Raw records
-*-

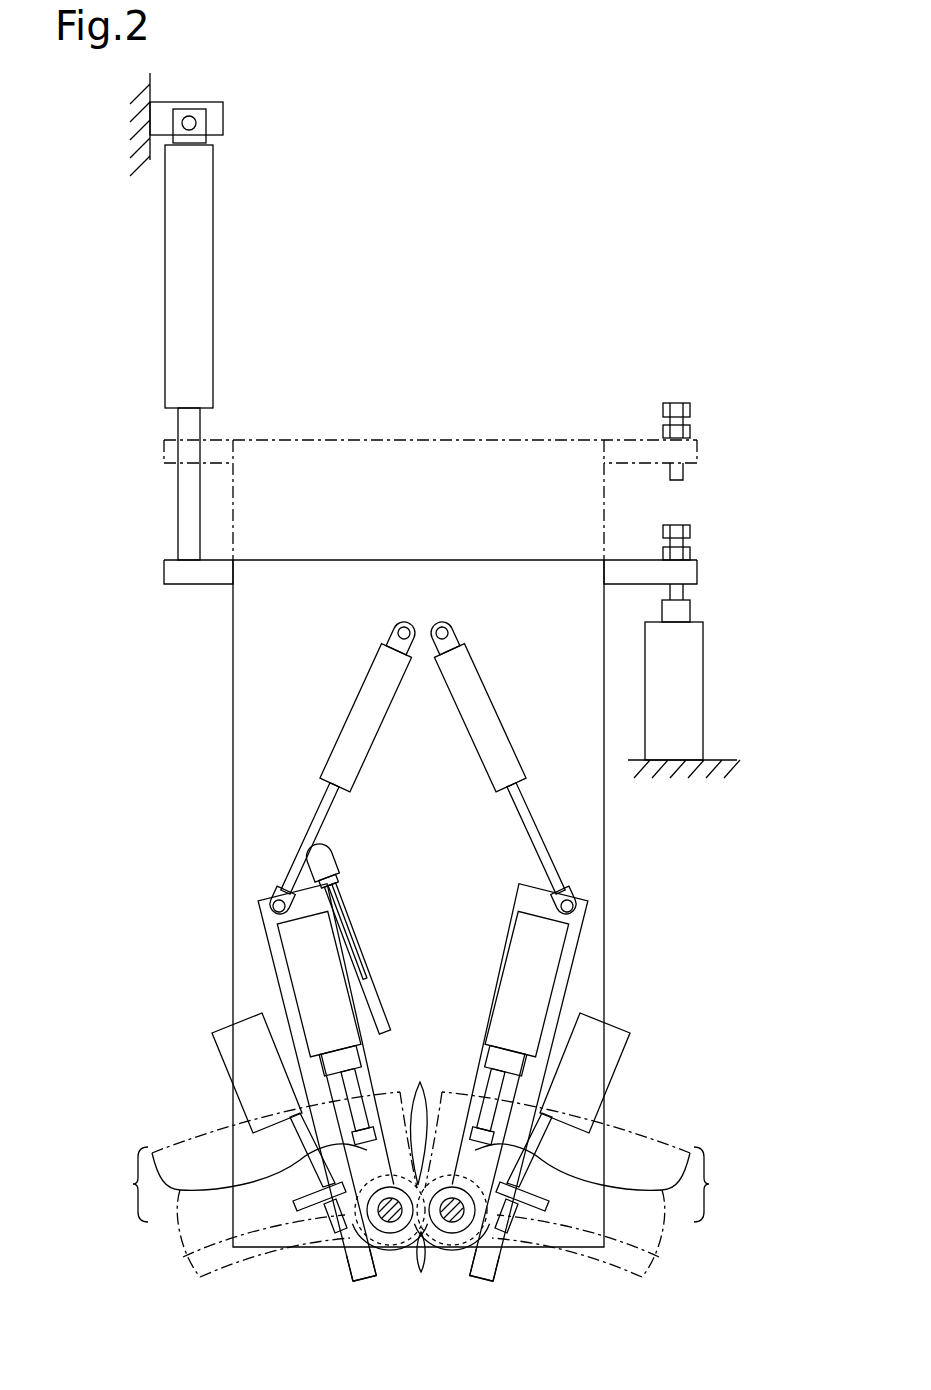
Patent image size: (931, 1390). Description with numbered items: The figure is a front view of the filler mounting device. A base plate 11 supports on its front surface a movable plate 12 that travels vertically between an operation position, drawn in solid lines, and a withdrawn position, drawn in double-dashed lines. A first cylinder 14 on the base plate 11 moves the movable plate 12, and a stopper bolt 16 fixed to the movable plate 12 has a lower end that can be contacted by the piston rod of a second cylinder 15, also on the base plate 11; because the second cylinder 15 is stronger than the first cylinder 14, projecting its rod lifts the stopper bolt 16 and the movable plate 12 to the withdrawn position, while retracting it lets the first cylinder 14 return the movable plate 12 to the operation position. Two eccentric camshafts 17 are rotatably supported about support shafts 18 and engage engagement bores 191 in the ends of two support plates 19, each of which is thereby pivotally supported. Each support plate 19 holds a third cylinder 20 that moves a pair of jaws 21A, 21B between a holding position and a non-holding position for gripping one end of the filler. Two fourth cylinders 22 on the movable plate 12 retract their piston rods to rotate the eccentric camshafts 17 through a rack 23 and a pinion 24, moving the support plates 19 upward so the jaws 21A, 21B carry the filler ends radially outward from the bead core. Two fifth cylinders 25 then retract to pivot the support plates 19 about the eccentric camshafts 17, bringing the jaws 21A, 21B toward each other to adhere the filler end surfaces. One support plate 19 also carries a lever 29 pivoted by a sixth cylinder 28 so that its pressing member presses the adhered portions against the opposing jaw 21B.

The base plate 11 is at (152, 150).
The movable plate 12 is at (422, 437).
The first cylinder 14 is at (171, 298).
The second cylinder 15 is at (690, 638).
The stopper bolt 16 is at (690, 409).
The eccentric camshaft 17 is at (432, 1142).
The support shaft 18 is at (422, 1250).
The support plate 19 is at (258, 908).
The third cylinder 20 is at (275, 953).
The jaw 21A is at (417, 1183).
The jaw 21B is at (417, 1184).
The fourth cylinder 22 is at (232, 1060).
The rack 23 is at (370, 1283).
The pinion 24 is at (393, 1262).
The fifth cylinder 25 is at (364, 689).
The sixth cylinder 28 is at (347, 862).
The lever 29 is at (368, 954).
The engagement bore 191 is at (338, 1246).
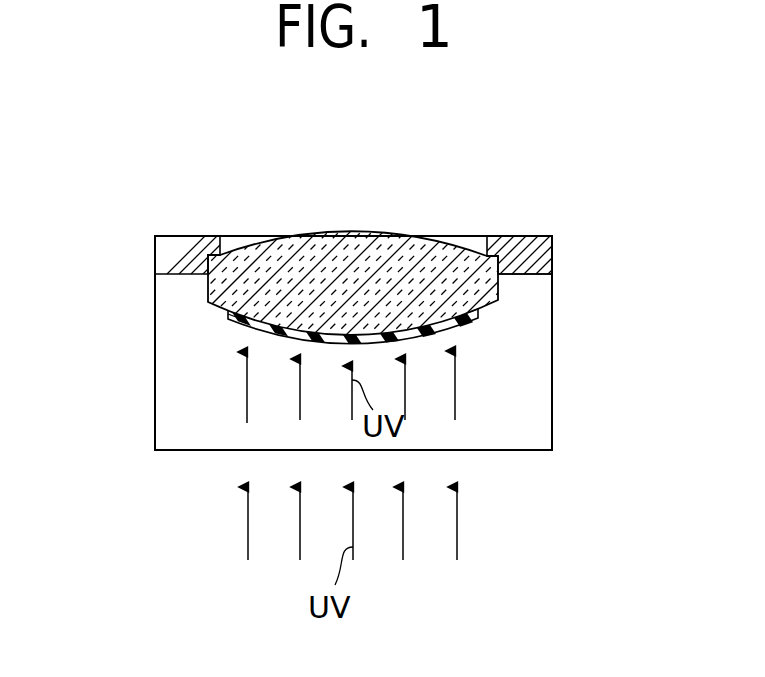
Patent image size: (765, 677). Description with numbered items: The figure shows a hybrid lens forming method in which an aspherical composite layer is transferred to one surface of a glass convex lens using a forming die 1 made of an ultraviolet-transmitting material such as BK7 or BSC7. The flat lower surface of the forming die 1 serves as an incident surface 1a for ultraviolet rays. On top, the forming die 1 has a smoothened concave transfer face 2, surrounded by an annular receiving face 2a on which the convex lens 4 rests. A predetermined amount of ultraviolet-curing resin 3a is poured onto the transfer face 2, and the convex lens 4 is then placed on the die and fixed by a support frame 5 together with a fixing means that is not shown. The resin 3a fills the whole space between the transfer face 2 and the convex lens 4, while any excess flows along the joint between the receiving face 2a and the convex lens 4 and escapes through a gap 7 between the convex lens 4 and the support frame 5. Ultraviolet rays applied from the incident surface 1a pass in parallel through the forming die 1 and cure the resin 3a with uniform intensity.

The forming die 1 is at (168, 367).
The incident surface 1a is at (440, 450).
The transfer face 2 is at (315, 341).
The receiving face 2a is at (478, 322).
The ultraviolet-curing resin 3a is at (232, 325).
The convex lens 4 is at (362, 262).
The support frame 5 is at (537, 237).
The gap 7 is at (513, 275).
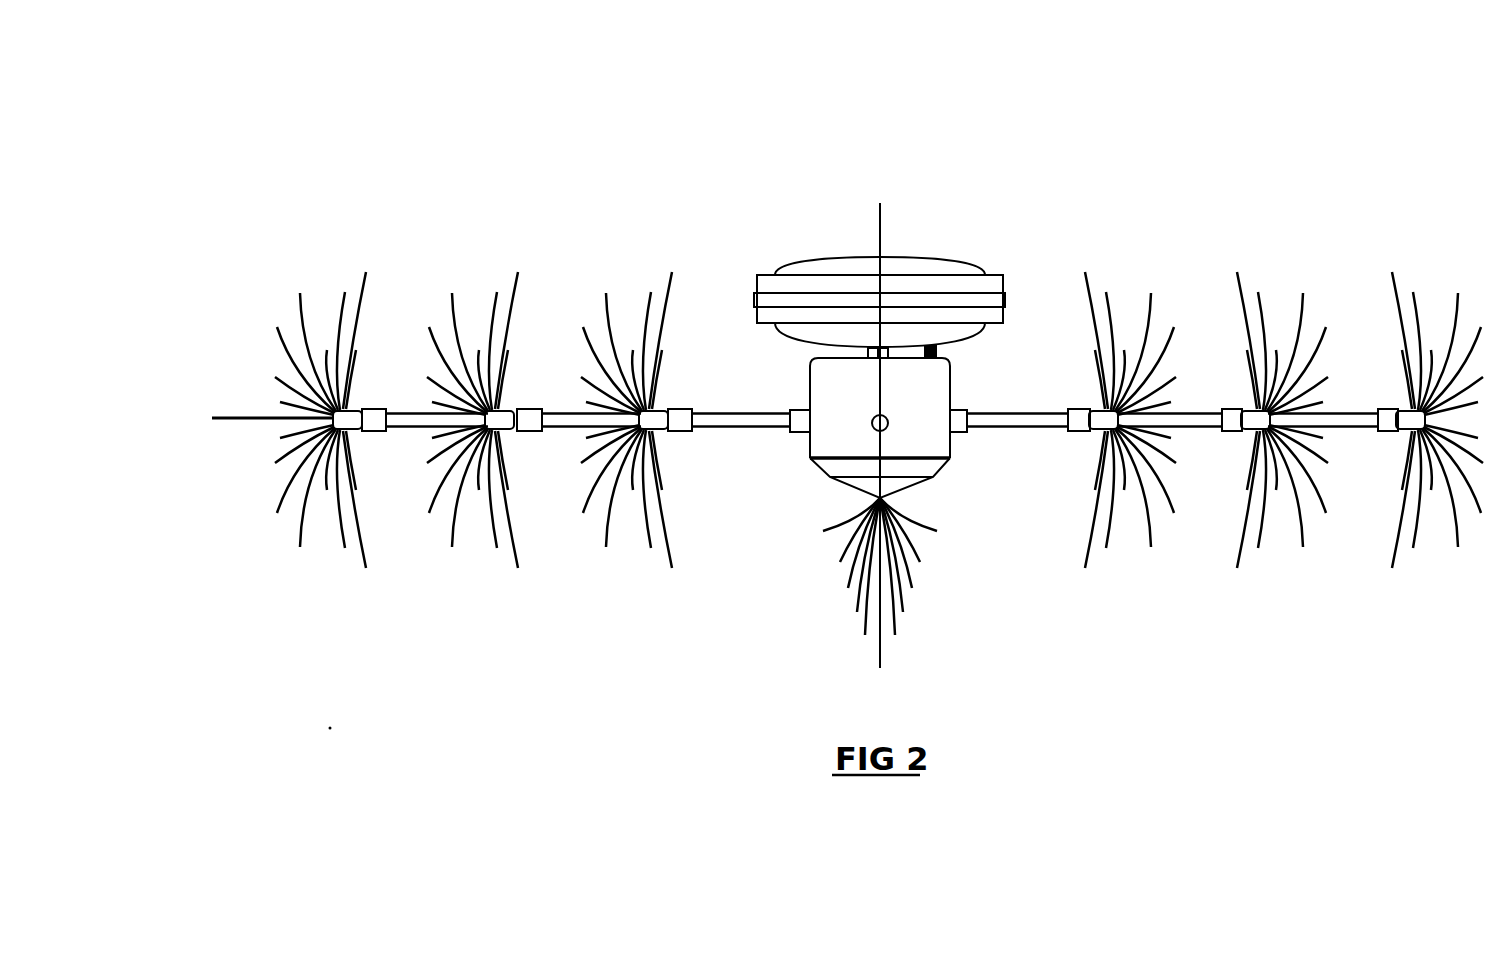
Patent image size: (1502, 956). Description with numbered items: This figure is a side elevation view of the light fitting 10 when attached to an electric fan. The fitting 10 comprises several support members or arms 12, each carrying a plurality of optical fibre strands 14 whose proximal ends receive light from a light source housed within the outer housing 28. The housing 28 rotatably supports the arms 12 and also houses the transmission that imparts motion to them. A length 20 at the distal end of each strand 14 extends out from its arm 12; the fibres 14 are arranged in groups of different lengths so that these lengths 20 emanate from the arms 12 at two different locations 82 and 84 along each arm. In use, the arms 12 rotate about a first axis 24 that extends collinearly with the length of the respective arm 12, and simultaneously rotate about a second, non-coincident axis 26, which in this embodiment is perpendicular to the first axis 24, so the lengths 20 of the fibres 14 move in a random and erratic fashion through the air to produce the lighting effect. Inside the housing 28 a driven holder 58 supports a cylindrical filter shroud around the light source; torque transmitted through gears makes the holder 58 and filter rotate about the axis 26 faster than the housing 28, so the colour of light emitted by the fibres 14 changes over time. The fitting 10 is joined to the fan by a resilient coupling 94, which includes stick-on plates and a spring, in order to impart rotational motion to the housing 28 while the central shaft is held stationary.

The light fitting 10 is at (954, 245).
The support member or arm 12 is at (882, 528).
The optical fibre strand 14 is at (840, 326).
The length at the distal end of each strand 20 is at (435, 394).
The first axis 24 is at (246, 364).
The second axis 26 is at (922, 599).
The outer housing 28 is at (820, 422).
The driven holder 58 is at (930, 566).
The location (fibre exit location) 82 is at (903, 295).
The location (fibre exit location) 84 is at (880, 315).
The resilient coupling 94 is at (958, 273).
The axis E is at (968, 266).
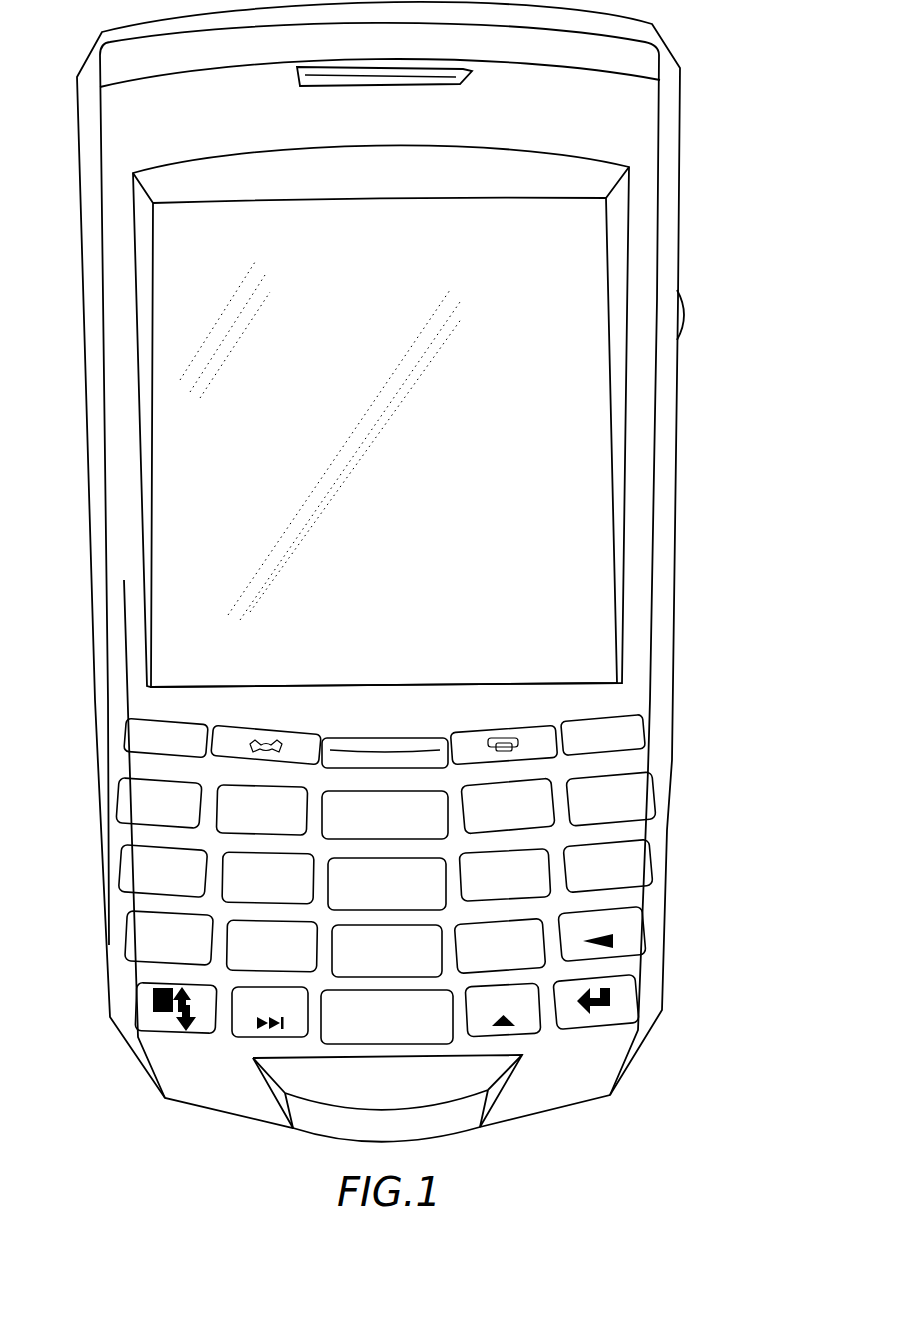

-*-

Work to do:
Swap every "Patent image size" in the data above for "Drawing size" and keep everything else the same. Leave the pictures out of your answer.

Complete output:
Drawing size: (931, 1390). Description with numbered items: The figure is a front view of the filler mounting device. A base plate 11 supports on its front surface a movable plate 12 that travels vertically between an operation position, drawn in solid lines, and a withdrawn position, drawn in double-dashed lines. A first cylinder 14 on the base plate 11 moves the movable plate 12, and a stopper bolt 16 fixed to the movable plate 12 has a lower end that can be contacted by the piston rod of a second cylinder 15, also on the base plate 11; because the second cylinder 15 is stronger than the first cylinder 14, projecting its rod lifts the stopper bolt 16 and the movable plate 12 to the withdrawn position, while retracting it lets the first cylinder 14 return the movable plate 12 to the operation position. Two eccentric camshafts 17 are rotatably supported about support shafts 18 and engage engagement bores 191 in the ends of two support plates 19, each of which is thereby pivotally supported. Each support plate 19 holds a third cylinder 20 that moves a pair of jaws 21A, 21B between a holding position and a non-holding position for gripping one end of the filler. Two fourth cylinders 22 on the movable plate 12 retract their piston rods to rotate the eccentric camshafts 17 through a rack 23 and a pinion 24, moving the support plates 19 upward so the jaws 21A, 21B carry the filler ends radially outward from the bead core. Two fifth cylinders 25 then retract to pivot the support plates 19 about the eccentric camshafts 17, bringing the jaws 21A, 21B toward each other to adhere the filler end surfaces. One support plate 19 also carries a lever 29 pivoted by a sixth cylinder 28 so that its pressing member presses the adhered portions against the opposing jaw 21B.

The base plate 11 is at (152, 150).
The movable plate 12 is at (422, 437).
The first cylinder 14 is at (171, 298).
The second cylinder 15 is at (690, 638).
The stopper bolt 16 is at (690, 409).
The eccentric camshaft 17 is at (432, 1142).
The support shaft 18 is at (422, 1250).
The support plate 19 is at (258, 908).
The third cylinder 20 is at (275, 953).
The jaw 21A is at (417, 1183).
The jaw 21B is at (417, 1184).
The fourth cylinder 22 is at (232, 1060).
The rack 23 is at (370, 1283).
The pinion 24 is at (393, 1262).
The fifth cylinder 25 is at (364, 689).
The sixth cylinder 28 is at (347, 862).
The lever 29 is at (368, 954).
The engagement bore 191 is at (338, 1246).
Drawing size: (765, 677). Description with numbered items: The figure shows a hybrid lens forming method in which an aspherical composite layer is transferred to one surface of a glass convex lens using a forming die 1 made of an ultraviolet-transmitting material such as BK7 or BSC7. The flat lower surface of the forming die 1 serves as an incident surface 1a for ultraviolet rays. On top, the forming die 1 has a smoothened concave transfer face 2, surrounded by an annular receiving face 2a on which the convex lens 4 rests. A predetermined amount of ultraviolet-curing resin 3a is poured onto the transfer face 2, and the convex lens 4 is then placed on the die and fixed by a support frame 5 together with a fixing means that is not shown. The resin 3a fills the whole space between the transfer face 2 and the convex lens 4, while any excess flows along the joint between the receiving face 2a and the convex lens 4 and escapes through a gap 7 between the convex lens 4 and the support frame 5. Ultraviolet rays applied from the incident surface 1a pass in parallel through the forming die 1 and cure the resin 3a with uniform intensity.

The forming die 1 is at (168, 367).
The incident surface 1a is at (440, 450).
The transfer face 2 is at (315, 341).
The receiving face 2a is at (478, 322).
The ultraviolet-curing resin 3a is at (232, 325).
The convex lens 4 is at (362, 262).
The support frame 5 is at (537, 237).
The gap 7 is at (513, 275).
Drawing size: (1502, 956). Description with numbered items: This figure is a side elevation view of the light fitting 10 when attached to an electric fan. The fitting 10 comprises several support members or arms 12, each carrying a plurality of optical fibre strands 14 whose proximal ends receive light from a light source housed within the outer housing 28. The housing 28 rotatably supports the arms 12 and also houses the transmission that imparts motion to them. A length 20 at the distal end of each strand 14 extends out from its arm 12; the fibres 14 are arranged in groups of different lengths so that these lengths 20 emanate from the arms 12 at two different locations 82 and 84 along each arm. In use, the arms 12 rotate about a first axis 24 that extends collinearly with the length of the respective arm 12, and simultaneously rotate about a second, non-coincident axis 26, which in this embodiment is perpendicular to the first axis 24, so the lengths 20 of the fibres 14 move in a random and erratic fashion through the air to produce the lighting effect. Inside the housing 28 a driven holder 58 supports a cylindrical filter shroud around the light source; torque transmitted through gears makes the holder 58 and filter rotate about the axis 26 faster than the housing 28, so the colour of light emitted by the fibres 14 changes over time. The fitting 10 is joined to the fan by a resilient coupling 94, which includes stick-on plates and a spring, in order to impart rotational motion to the housing 28 while the central shaft is held stationary.

The light fitting 10 is at (954, 245).
The support member or arm 12 is at (882, 528).
The optical fibre strand 14 is at (840, 326).
The length at the distal end of each strand 20 is at (435, 394).
The first axis 24 is at (246, 364).
The second axis 26 is at (922, 599).
The outer housing 28 is at (820, 422).
The driven holder 58 is at (930, 566).
The location (fibre exit location) 82 is at (903, 295).
The location (fibre exit location) 84 is at (880, 315).
The resilient coupling 94 is at (958, 273).
The axis E is at (968, 266).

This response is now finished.